• Set problem:
Copy every line of the following data that includes the string "name".
--- Start Record excerpts ---
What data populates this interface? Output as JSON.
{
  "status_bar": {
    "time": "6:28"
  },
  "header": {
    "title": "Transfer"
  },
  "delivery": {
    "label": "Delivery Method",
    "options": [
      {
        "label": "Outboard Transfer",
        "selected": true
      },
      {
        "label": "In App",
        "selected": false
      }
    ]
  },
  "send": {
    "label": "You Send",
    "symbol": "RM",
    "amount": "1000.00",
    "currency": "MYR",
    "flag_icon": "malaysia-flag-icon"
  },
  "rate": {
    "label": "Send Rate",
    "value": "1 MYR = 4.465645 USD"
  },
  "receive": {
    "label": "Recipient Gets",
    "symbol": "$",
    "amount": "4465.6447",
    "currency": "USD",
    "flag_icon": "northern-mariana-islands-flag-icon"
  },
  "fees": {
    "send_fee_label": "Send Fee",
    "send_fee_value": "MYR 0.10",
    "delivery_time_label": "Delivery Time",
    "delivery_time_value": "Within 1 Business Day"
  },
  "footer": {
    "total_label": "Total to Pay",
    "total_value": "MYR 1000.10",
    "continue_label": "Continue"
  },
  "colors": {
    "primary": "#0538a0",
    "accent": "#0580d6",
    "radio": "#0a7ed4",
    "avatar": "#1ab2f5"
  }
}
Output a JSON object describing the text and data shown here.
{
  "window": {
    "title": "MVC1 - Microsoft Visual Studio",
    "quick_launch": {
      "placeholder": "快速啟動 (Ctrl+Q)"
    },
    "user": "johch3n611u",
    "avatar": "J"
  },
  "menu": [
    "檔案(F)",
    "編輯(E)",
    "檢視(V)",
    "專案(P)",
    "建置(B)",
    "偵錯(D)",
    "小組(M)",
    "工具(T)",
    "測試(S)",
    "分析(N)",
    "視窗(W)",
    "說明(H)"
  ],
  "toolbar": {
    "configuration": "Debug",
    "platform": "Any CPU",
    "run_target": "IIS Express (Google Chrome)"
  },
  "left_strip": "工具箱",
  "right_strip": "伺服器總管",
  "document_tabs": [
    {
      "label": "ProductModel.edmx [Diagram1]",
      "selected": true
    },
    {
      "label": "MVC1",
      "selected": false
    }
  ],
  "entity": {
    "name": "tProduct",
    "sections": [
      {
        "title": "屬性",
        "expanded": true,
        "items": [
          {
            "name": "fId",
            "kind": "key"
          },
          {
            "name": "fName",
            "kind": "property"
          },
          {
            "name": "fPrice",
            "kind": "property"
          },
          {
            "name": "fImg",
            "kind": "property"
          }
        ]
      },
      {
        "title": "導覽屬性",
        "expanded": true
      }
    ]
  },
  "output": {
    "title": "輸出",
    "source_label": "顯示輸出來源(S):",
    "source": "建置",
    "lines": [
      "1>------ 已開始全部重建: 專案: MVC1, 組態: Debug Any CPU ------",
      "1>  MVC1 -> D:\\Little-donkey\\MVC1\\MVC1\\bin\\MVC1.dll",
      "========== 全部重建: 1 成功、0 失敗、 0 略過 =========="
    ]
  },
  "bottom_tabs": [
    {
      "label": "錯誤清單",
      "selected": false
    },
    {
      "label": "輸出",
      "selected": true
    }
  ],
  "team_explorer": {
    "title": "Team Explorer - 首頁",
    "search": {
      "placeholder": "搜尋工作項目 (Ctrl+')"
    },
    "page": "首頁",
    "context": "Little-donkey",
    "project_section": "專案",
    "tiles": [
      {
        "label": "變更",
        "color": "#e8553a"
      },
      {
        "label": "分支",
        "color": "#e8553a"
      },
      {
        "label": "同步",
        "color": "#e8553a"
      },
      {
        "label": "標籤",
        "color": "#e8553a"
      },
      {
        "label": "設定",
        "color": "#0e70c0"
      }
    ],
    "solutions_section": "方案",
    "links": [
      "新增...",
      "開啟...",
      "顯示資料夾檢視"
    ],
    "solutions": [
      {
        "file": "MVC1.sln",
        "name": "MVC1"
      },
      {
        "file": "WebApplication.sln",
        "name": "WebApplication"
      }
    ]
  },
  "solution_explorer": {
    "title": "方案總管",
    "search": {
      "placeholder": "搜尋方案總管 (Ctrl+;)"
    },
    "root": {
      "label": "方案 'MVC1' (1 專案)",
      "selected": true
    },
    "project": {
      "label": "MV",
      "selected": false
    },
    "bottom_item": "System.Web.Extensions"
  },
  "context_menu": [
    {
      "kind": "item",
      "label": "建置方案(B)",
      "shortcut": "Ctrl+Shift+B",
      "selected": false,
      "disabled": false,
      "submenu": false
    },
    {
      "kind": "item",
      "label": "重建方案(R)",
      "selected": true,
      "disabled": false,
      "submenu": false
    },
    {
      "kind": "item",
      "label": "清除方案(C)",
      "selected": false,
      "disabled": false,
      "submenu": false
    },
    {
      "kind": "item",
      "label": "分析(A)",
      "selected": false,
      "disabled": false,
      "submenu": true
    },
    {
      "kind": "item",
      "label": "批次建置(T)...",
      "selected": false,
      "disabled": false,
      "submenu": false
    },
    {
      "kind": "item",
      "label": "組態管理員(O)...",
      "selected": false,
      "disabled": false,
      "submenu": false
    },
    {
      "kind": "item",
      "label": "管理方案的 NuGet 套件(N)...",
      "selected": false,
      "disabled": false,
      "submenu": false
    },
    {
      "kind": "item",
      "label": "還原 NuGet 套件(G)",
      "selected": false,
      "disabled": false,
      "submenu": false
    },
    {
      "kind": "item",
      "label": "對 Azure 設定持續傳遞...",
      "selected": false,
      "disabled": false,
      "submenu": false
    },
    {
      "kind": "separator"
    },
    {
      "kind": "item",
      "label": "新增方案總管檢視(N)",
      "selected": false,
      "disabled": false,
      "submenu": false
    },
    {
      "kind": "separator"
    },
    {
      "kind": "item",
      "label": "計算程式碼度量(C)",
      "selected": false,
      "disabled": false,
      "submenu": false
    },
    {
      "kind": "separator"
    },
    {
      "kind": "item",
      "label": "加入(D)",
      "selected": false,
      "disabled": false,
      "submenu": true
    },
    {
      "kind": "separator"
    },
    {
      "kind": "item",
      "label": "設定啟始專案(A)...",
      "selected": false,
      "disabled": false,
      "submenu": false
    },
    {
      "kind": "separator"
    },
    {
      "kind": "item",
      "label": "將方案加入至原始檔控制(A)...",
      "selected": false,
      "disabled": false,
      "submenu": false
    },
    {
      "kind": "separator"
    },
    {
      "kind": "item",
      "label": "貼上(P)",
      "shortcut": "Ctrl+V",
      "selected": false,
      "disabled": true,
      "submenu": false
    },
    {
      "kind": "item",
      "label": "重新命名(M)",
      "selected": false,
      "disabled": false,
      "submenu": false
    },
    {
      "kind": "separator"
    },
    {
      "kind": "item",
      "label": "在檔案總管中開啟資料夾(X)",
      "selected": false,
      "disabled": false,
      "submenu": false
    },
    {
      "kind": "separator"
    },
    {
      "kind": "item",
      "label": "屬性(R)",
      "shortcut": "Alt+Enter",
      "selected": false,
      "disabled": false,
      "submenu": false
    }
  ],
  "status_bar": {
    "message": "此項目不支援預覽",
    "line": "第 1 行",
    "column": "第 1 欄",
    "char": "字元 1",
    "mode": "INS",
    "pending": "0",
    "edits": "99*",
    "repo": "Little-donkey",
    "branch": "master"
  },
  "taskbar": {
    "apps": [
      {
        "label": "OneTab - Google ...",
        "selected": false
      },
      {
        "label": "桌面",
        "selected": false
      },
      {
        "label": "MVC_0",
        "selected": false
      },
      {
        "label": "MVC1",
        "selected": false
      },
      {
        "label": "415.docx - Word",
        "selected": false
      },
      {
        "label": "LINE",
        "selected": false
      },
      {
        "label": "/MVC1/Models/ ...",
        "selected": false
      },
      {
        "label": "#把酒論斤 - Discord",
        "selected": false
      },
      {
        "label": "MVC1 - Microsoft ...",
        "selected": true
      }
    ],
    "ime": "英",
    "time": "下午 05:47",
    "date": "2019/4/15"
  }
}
--- End Record excerpts ---
• Full solution:
    "name": "tProduct",
            "name": "fId",
            "name": "fName",
            "name": "fPrice",
            "name": "fImg",
        "name": "MVC1"
        "name": "WebApplication"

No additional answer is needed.